All of the entries need to be written out again, exactly as they are.

====================

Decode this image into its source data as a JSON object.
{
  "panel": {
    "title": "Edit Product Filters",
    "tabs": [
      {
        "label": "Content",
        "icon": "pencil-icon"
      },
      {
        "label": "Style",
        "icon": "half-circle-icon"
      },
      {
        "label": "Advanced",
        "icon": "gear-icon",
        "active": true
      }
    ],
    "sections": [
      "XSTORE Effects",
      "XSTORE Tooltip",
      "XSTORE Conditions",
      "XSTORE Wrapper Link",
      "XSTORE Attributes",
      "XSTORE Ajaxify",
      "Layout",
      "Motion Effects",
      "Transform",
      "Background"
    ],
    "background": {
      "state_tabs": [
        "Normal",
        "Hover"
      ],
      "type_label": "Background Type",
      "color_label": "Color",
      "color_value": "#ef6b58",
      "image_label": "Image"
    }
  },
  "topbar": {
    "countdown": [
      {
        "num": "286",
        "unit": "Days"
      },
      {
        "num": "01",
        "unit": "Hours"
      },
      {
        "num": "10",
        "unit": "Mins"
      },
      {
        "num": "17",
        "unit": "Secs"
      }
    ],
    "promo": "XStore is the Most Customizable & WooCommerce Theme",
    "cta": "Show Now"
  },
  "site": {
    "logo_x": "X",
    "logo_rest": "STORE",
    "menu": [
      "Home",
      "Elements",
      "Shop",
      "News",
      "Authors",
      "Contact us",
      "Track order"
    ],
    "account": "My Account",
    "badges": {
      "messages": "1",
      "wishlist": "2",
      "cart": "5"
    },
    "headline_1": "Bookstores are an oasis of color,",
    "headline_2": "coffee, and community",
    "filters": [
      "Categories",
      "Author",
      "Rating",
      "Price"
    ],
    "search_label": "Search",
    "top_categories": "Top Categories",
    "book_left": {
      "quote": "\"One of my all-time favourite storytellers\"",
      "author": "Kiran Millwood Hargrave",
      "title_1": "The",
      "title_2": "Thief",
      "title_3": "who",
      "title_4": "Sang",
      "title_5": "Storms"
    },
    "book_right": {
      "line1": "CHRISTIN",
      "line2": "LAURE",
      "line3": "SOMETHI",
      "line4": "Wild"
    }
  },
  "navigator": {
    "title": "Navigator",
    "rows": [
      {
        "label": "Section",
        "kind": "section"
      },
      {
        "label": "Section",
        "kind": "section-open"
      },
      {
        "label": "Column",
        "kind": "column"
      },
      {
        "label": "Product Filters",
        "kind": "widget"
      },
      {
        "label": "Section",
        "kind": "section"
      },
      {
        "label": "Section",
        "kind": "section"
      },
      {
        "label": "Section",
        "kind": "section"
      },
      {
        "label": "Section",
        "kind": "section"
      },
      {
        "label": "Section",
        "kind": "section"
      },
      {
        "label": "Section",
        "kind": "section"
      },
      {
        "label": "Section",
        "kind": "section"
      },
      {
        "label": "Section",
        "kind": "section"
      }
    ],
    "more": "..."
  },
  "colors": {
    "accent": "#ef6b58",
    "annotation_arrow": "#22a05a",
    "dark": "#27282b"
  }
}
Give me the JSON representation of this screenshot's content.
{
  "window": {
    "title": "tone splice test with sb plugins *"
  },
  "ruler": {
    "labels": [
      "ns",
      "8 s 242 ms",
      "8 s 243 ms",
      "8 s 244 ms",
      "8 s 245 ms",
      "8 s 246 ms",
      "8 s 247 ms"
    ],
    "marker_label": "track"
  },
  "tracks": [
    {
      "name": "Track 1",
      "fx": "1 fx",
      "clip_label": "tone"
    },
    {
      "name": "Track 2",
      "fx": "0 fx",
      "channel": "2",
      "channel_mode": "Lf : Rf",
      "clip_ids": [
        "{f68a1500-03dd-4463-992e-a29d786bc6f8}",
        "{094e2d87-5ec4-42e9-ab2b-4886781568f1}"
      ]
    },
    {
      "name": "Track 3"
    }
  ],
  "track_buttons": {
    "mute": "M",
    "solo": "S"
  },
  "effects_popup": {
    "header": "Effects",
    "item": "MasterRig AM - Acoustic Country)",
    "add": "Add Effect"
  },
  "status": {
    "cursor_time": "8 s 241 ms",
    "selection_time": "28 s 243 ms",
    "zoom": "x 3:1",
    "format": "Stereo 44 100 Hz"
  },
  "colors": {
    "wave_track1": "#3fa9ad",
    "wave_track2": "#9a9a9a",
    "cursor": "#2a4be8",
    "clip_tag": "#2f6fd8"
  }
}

====================

* **Solution for this task**:
Decode this image into its source data as a JSON object.
{
  "panel": {
    "title": "Edit Product Filters",
    "tabs": [
      {
        "label": "Content",
        "icon": "pencil-icon"
      },
      {
        "label": "Style",
        "icon": "half-circle-icon"
      },
      {
        "label": "Advanced",
        "icon": "gear-icon",
        "active": true
      }
    ],
    "sections": [
      "XSTORE Effects",
      "XSTORE Tooltip",
      "XSTORE Conditions",
      "XSTORE Wrapper Link",
      "XSTORE Attributes",
      "XSTORE Ajaxify",
      "Layout",
      "Motion Effects",
      "Transform",
      "Background"
    ],
    "background": {
      "state_tabs": [
        "Normal",
        "Hover"
      ],
      "type_label": "Background Type",
      "color_label": "Color",
      "color_value": "#ef6b58",
      "image_label": "Image"
    }
  },
  "topbar": {
    "countdown": [
      {
        "num": "286",
        "unit": "Days"
      },
      {
        "num": "01",
        "unit": "Hours"
      },
      {
        "num": "10",
        "unit": "Mins"
      },
      {
        "num": "17",
        "unit": "Secs"
      }
    ],
    "promo": "XStore is the Most Customizable & WooCommerce Theme",
    "cta": "Show Now"
  },
  "site": {
    "logo_x": "X",
    "logo_rest": "STORE",
    "menu": [
      "Home",
      "Elements",
      "Shop",
      "News",
      "Authors",
      "Contact us",
      "Track order"
    ],
    "account": "My Account",
    "badges": {
      "messages": "1",
      "wishlist": "2",
      "cart": "5"
    },
    "headline_1": "Bookstores are an oasis of color,",
    "headline_2": "coffee, and community",
    "filters": [
      "Categories",
      "Author",
      "Rating",
      "Price"
    ],
    "search_label": "Search",
    "top_categories": "Top Categories",
    "book_left": {
      "quote": "\"One of my all-time favourite storytellers\"",
      "author": "Kiran Millwood Hargrave",
      "title_1": "The",
      "title_2": "Thief",
      "title_3": "who",
      "title_4": "Sang",
      "title_5": "Storms"
    },
    "book_right": {
      "line1": "CHRISTIN",
      "line2": "LAURE",
      "line3": "SOMETHI",
      "line4": "Wild"
    }
  },
  "navigator": {
    "title": "Navigator",
    "rows": [
      {
        "label": "Section",
        "kind": "section"
      },
      {
        "label": "Section",
        "kind": "section-open"
      },
      {
        "label": "Column",
        "kind": "column"
      },
      {
        "label": "Product Filters",
        "kind": "widget"
      },
      {
        "label": "Section",
        "kind": "section"
      },
      {
        "label": "Section",
        "kind": "section"
      },
      {
        "label": "Section",
        "kind": "section"
      },
      {
        "label": "Section",
        "kind": "section"
      },
      {
        "label": "Section",
        "kind": "section"
      },
      {
        "label": "Section",
        "kind": "section"
      },
      {
        "label": "Section",
        "kind": "section"
      },
      {
        "label": "Section",
        "kind": "section"
      }
    ],
    "more": "..."
  },
  "colors": {
    "accent": "#ef6b58",
    "annotation_arrow": "#22a05a",
    "dark": "#27282b"
  }
}
Give me the JSON representation of this screenshot's content.
{
  "window": {
    "title": "tone splice test with sb plugins *"
  },
  "ruler": {
    "labels": [
      "ns",
      "8 s 242 ms",
      "8 s 243 ms",
      "8 s 244 ms",
      "8 s 245 ms",
      "8 s 246 ms",
      "8 s 247 ms"
    ],
    "marker_label": "track"
  },
  "tracks": [
    {
      "name": "Track 1",
      "fx": "1 fx",
      "clip_label": "tone"
    },
    {
      "name": "Track 2",
      "fx": "0 fx",
      "channel": "2",
      "channel_mode": "Lf : Rf",
      "clip_ids": [
        "{f68a1500-03dd-4463-992e-a29d786bc6f8}",
        "{094e2d87-5ec4-42e9-ab2b-4886781568f1}"
      ]
    },
    {
      "name": "Track 3"
    }
  ],
  "track_buttons": {
    "mute": "M",
    "solo": "S"
  },
  "effects_popup": {
    "header": "Effects",
    "item": "MasterRig AM - Acoustic Country)",
    "add": "Add Effect"
  },
  "status": {
    "cursor_time": "8 s 241 ms",
    "selection_time": "28 s 243 ms",
    "zoom": "x 3:1",
    "format": "Stereo 44 100 Hz"
  },
  "colors": {
    "wave_track1": "#3fa9ad",
    "wave_track2": "#9a9a9a",
    "cursor": "#2a4be8",
    "clip_tag": "#2f6fd8"
  }
}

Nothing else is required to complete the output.